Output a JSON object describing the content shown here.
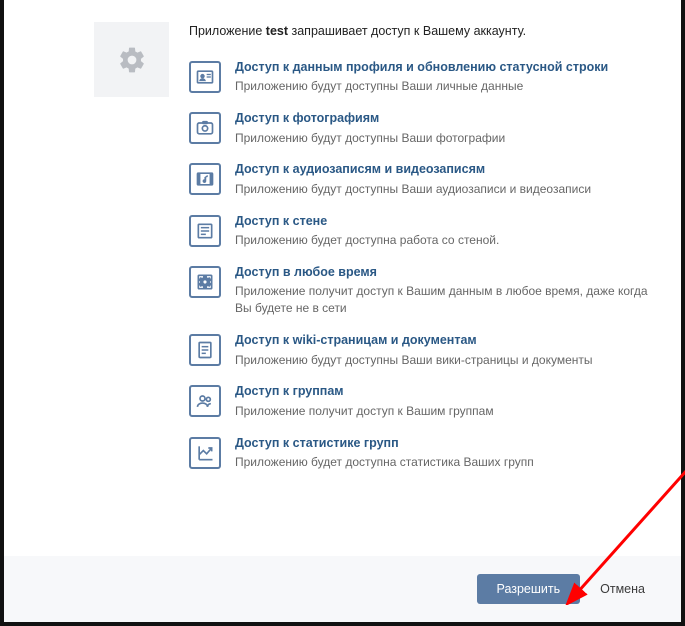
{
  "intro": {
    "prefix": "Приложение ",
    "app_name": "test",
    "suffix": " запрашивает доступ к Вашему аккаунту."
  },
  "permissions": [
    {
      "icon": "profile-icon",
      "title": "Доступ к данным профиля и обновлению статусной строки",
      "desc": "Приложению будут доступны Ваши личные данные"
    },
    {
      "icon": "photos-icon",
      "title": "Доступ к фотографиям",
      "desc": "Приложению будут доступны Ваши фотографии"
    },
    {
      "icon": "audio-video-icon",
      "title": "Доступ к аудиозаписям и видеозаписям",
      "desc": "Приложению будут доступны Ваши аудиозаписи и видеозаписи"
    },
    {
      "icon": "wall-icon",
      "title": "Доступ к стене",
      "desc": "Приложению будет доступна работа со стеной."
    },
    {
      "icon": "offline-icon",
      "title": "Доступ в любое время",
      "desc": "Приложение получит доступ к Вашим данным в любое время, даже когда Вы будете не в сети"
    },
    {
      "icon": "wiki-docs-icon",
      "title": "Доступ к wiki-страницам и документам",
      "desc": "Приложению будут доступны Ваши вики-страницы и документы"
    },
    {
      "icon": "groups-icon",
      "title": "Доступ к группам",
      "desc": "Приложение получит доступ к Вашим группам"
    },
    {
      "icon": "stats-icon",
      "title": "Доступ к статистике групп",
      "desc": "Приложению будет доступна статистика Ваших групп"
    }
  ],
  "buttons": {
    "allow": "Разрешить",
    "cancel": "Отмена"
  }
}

* * *

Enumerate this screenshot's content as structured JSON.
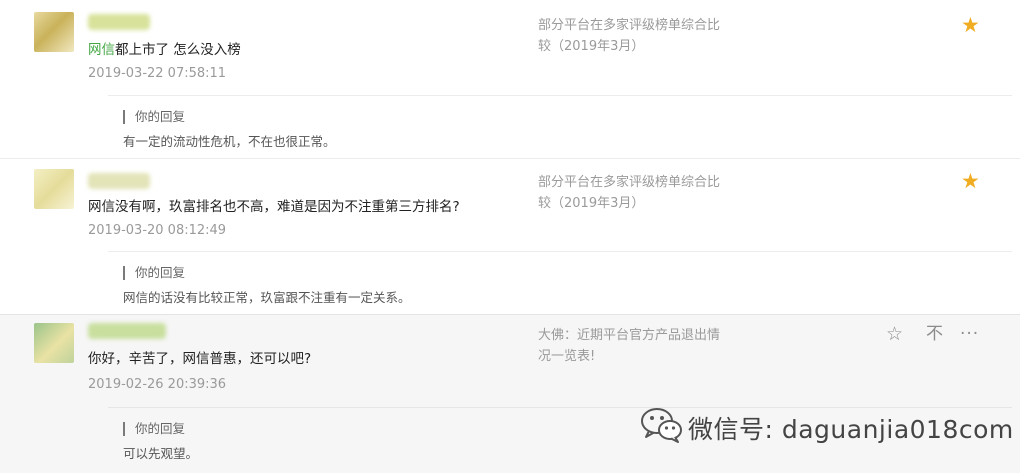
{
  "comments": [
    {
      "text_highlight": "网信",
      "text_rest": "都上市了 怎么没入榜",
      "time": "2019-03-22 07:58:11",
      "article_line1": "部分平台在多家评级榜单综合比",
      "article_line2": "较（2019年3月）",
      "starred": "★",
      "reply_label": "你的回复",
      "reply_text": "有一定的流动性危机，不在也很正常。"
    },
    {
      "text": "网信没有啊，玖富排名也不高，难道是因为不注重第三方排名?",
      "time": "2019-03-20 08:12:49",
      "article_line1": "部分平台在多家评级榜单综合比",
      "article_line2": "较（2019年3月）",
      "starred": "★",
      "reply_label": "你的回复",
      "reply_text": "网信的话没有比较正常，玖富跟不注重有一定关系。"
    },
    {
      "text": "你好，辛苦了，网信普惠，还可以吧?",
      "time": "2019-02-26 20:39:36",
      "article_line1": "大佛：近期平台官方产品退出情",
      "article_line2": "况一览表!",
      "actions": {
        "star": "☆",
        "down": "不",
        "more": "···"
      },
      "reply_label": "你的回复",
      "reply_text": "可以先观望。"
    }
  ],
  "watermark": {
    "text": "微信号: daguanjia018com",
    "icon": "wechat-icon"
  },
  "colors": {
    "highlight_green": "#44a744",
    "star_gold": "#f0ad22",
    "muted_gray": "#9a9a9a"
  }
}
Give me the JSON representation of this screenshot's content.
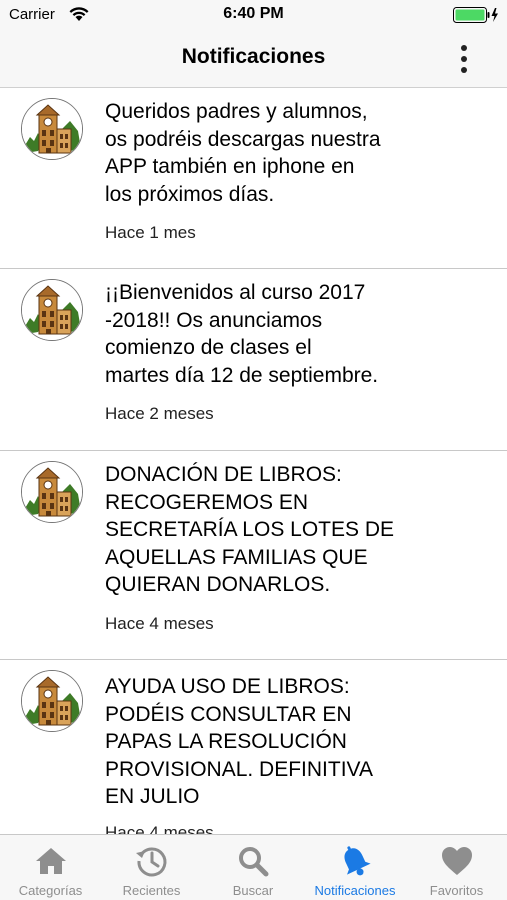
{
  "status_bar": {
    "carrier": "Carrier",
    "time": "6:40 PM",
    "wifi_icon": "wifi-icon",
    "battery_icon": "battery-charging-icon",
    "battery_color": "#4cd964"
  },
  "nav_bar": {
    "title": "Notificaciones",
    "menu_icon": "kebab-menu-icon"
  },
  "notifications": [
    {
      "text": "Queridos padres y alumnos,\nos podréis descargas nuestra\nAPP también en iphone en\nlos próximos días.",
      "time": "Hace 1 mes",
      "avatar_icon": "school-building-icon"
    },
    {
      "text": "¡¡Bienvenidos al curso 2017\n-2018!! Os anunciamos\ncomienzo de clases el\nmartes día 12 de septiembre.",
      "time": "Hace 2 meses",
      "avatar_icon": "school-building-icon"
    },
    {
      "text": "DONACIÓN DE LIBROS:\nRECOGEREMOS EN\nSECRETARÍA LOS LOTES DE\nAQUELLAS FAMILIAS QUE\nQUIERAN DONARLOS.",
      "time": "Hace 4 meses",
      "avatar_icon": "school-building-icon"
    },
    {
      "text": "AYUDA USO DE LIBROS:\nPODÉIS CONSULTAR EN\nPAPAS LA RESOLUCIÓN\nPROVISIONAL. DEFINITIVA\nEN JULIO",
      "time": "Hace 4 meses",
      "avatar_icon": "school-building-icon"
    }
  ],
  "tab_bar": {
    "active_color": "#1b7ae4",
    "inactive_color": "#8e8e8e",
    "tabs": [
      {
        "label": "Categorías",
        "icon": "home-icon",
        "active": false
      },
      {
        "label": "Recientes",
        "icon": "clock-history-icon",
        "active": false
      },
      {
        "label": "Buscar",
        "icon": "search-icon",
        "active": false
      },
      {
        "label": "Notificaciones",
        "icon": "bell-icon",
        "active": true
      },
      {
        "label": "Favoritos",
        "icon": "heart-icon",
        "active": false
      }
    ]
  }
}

---

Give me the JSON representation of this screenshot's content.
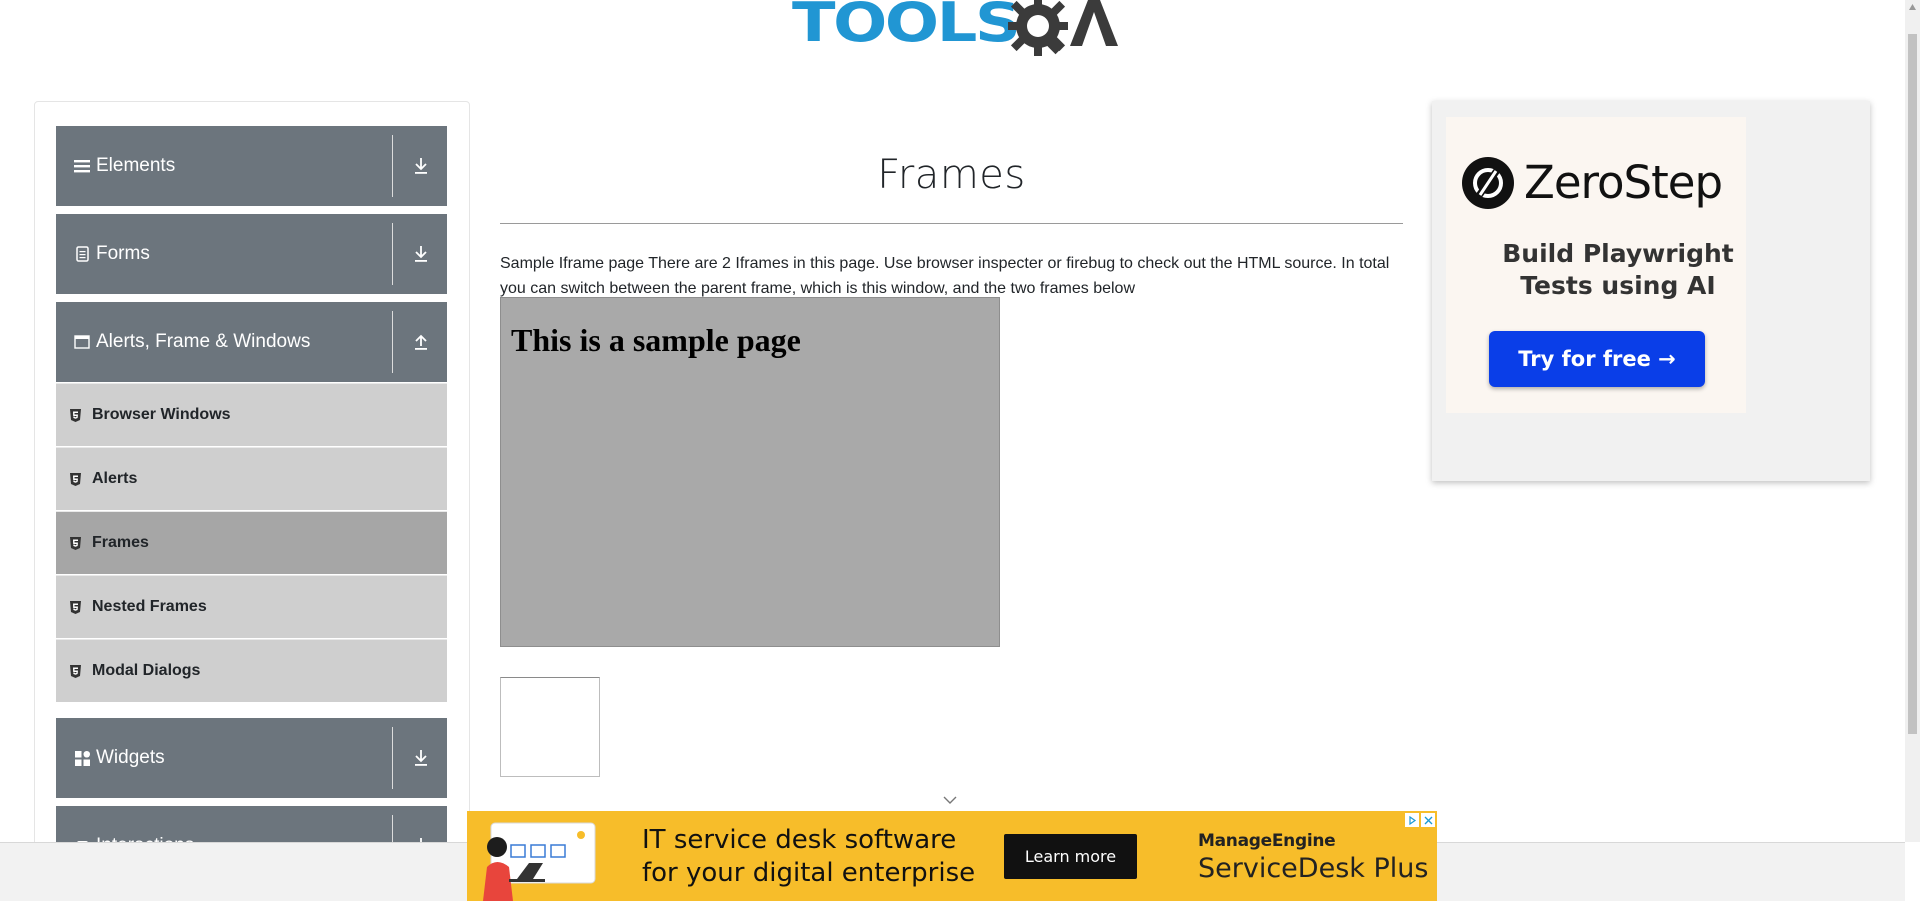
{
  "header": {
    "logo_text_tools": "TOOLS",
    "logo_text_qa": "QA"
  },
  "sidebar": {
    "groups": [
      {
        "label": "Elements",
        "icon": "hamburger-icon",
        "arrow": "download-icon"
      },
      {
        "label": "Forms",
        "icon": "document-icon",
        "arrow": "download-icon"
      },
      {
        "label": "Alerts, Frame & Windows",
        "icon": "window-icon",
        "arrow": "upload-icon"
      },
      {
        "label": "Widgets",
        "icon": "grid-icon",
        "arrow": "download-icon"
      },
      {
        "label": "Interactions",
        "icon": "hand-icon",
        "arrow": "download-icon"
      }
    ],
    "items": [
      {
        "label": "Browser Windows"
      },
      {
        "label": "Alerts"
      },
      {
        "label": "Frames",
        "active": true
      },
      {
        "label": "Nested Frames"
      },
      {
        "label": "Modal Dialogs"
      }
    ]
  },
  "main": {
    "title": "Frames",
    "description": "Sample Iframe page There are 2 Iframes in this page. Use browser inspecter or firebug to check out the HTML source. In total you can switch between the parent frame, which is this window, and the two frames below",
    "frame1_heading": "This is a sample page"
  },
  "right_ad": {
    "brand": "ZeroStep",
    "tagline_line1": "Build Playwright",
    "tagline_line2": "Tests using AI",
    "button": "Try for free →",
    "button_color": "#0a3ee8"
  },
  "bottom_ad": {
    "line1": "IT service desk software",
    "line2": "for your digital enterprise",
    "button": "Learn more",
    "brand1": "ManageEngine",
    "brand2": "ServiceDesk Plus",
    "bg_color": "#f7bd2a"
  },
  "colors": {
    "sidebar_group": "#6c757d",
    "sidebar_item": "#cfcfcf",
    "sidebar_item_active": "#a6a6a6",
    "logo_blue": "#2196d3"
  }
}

#### [Set problem]
Show every line in the records above that contains the word "Приложению".

#### [Solution to the exercise]
      "desc": "Приложению будут доступны Ваши личные данные"
      "desc": "Приложению будут доступны Ваши фотографии"
      "desc": "Приложению будут доступны Ваши аудиозаписи и видеозаписи"
      "desc": "Приложению будет доступна работа со стеной."
      "desc": "Приложению будут доступны Ваши вики-страницы и документы"
      "desc": "Приложению будет доступна статистика Ваших групп"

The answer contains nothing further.